== REQUIRED WORK ==
Wherever the word "ездить" turns up in a line of the entries, copy that line.

begin STORED ROWS

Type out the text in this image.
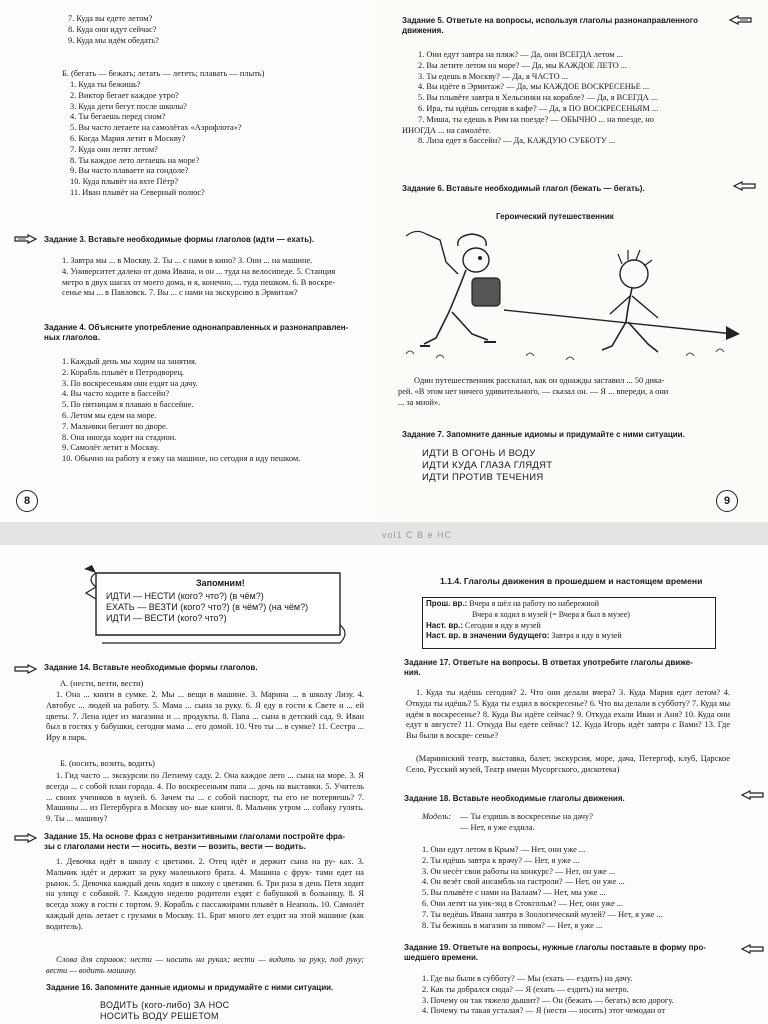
7. Куда вы едете летом?
8. Куда они идут сейчас?
9. Куда мы идём обедать?
Б. (бегать — бежать; летать — лететь; плавать — плыть)
1. Куда ты бежишь?
2. Виктор бегает каждое утро?
3. Куда дети бегут после школы?
4. Ты бегаешь перед сном?
5. Вы часто летаете на самолётах «Аэрофлота»?
6. Когда Мария летит в Москву?
7. Куда они летят летом?
8. Ты каждое лето летаешь на море?
9. Вы часто плаваете на гондоле?
10. Куда плывёт на яхте Пётр?
11. Иван плывёт на Северный полюс?
Задание 3. Вставьте необходимые формы глаголов (идти — ехать).
1. Завтра мы ... в Москву. 2. Ты ... с нами в кино? 3. Они ... на машине.
4. Университет далеко от дома Ивана, и он ... туда на велосипеде. 5. Станция
метро в двух шагах от моего дома, и я, конечно, ... туда пешком. 6. В воскре-
сенье мы ... в Павловск. 7. Вы ... с нами на экскурсию в Эрмитаж?
Задание 4. Объясните употребление однонаправленных и разнонаправлен-
ных глаголов.
1. Каждый день мы ходим на занятия.
2. Корабль плывёт в Петродворец.
3. По воскресеньям они ездят на дачу.
4. Вы часто ходите в бассейн?
5. По пятницам я плаваю в бассейне.
6. Летом мы едем на море.
7. Мальчики бегают во дворе.
8. Она иногда ходит на стадион.
9. Самолёт летит в Москву.
10. Обычно на работу я езжу на машине, но сегодня я иду пешком.
8
Задание 5. Ответьте на вопросы, используя глаголы разнонаправленного
движения.
1. Они едут завтра на пляж? — Да, они ВСЕГДА летом ...
2. Вы летите летом на море? — Да, мы КАЖДОЕ ЛЕТО ...
3. Ты едешь в Москву? — Да, я ЧАСТО ...
4. Вы идёте в Эрмитаж? — Да, мы КАЖДОЕ ВОСКРЕСЕНЬЕ ...
5. Вы плывёте завтра в Хельсинки на корабле? — Да, я ВСЕГДА ...
6. Ира, ты идёшь сегодня в кафе? — Да, я ПО ВОСКРЕСЕНЬЯМ ...
7. Миша, ты едешь в Рим на поезде? — ОБЫЧНО ... на поезде, но
ИНОГДА ... на самолёте.
8. Лиза едет в бассейн? — Да, КАЖДУЮ СУББОТУ ...
Задание 6. Вставьте необходимый глагол (бежать — бегать).
Героический путешественник
Один путешественник рассказал, как он однажды заставил ... 50 дика-
рей. «В этом нет ничего удивительного, — сказал он. — Я ... впереди, а они
... за мной».
Задание 7. Запомните данные идиомы и придумайте с ними ситуации.
ИДТИ В ОГОНЬ И ВОДУ
ИДТИ КУДА ГЛАЗА ГЛЯДЯТ
ИДТИ ПРОТИВ ТЕЧЕНИЯ
9
vol1 С В е НС
Запомним!
ИДТИ — НЕСТИ (кого? что?) (в чём?)
ЕХАТЬ — ВЕЗТИ (кого? что?) (в чём?) (на чём?)
ИДТИ — ВЕСТИ (кого? что?)
Задание 14. Вставьте необходимые формы глаголов.
А. (нести, везти, вести)
1. Она ... книги в сумке. 2. Мы ... вещи в машине. 3. Марина ... в школу Лизу. 4. Автобус ... людей на работу. 5. Мама ... сына за руку. 6. Я еду в гости к Свете и ... ей цветы. 7. Лена идет из магазина и ... продукты. 8. Папа ... сына в детский сад. 9. Иван был в гостях у бабушки, сегодня мама ... его домой. 10. Что ты ... в сумке? 11. Сестра ... Иру в парк.
Б. (носить, возить, водить)
1. Гид часто ... экскурсии по Летнему саду. 2. Она каждое лето ... сына на море. 3. Я всегда ... с собой план города. 4. По воскресеньям папа ... дочь на выставки. 5. Учитель ... своих учеников в музей. 6. Зачем ты ... с собой паспорт, ты его не потеряешь? 7. Машины ... из Петербурга в Москву но- вые книги. 8. Мальчик утром ... собаку гулять. 9. Ты ... машину?
Задание 15. На основе фраз с нетранзитивными глаголами постройте фра-
зы с глаголами нести — носить, везти — возить, вести — водить.
1. Девочка идёт в школу с цветами. 2. Отец идёт и держит сына на ру- ках. 3. Мальчик идёт и держит за руку маленького брата. 4. Машина с фрук- тами едет на рынок. 5. Девочка каждый день ходит в школу с цветами. 6. Три раза в день Петя ходит на улицу с собакой. 7. Каждую неделю родители ездят с бабушкой в больницу. 8. Я всегда хожу в гости с тортом. 9. Корабль с пассажирами плывёт в Неаполь. 10. Самолёт каждый день летает с грузами в Москву. 11. Брат много лет ездит на этой машине (как водитель).
Слова для справок: нести — носить на руках; вести — водить за руку, под руку; вести — водить машину.
Задание 16. Запомните данные идиомы и придумайте с ними ситуации.
ВОДИТЬ (кого-либо) ЗА НОС
НОСИТЬ ВОДУ РЕШЕТОМ
1.1.4. Глаголы движения в прошедшем и настоящем времени
Прош. вр.: Вчера я шёл на работу по набережной
Вчера я ходил в музей (= Вчера я был в музее)
Наст. вр.: Сегодня я иду в музей
Наст. вр. в значении будущего: Завтра я иду в музей
Задание 17. Ответьте на вопросы. В ответах употребите глаголы движе-
ния.
1. Куда ты идёшь сегодня? 2. Что они делали вчера? 3. Куда Мария едет летом? 4. Откуда ты идёшь? 5. Куда ты ездил в воскресенье? 6. Что вы делали в субботу? 7. Куда мы идём в воскресенье? 8. Куда Вы идёте сейчас? 9. Откуда ехали Иван и Аня? 10. Куда они едут в августе? 11. Откуда Вы едете сейчас? 12. Куда Игорь идёт завтра с Вами? 13. Где Вы были в воскре- сенье?
(Мариинский театр, выставка, балет, экскурсия, море, дача, Петергоф, клуб, Царское Село, Русский музей, Театр имени Мусоргского, дискотека)
Задание 18. Вставьте необходимые глаголы движения.
Модель: — Ты ездишь в воскресенье на дачу?
— Нет, я уже ездила.
1. Они едут летом в Крым? — Нет, они уже ...
2. Ты идёшь завтра к врачу? — Нет, я уже ...
3. Он несёт свои работы на конкурс? — Нет, он уже ...
4. Он везёт свой ансамбль на гастроли? — Нет, он уже ...
5. Вы плывёте с нами на Валаам? — Нет, мы уже ...
6. Они летят на уик-энд в Стокгольм? — Нет, они уже ...
7. Ты ведёшь Ивана завтра в Зоологический музей? — Нет, я уже ...
8. Ты бежишь в магазин за пивом? — Нет, я уже ...
Задание 19. Ответьте на вопросы, нужные глаголы поставьте в форму про-
шедшего времени.
1. Где вы были в субботу? — Мы (ехать — ездить) на дачу.
2. Как ты добрался сюда? — Я (ехать — ездить) на метро.
3. Почему он так тяжело дышит? — Он (бежать — бегать) всю дорогу.
4. Почему ты такая усталая? — Я (нести — носить) этот чемодан от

end STORED ROWS

== FINAL RESULT ==
1. Где вы были в субботу? — Мы (ехать — ездить) на дачу.
2. Как ты добрался сюда? — Я (ехать — ездить) на метро.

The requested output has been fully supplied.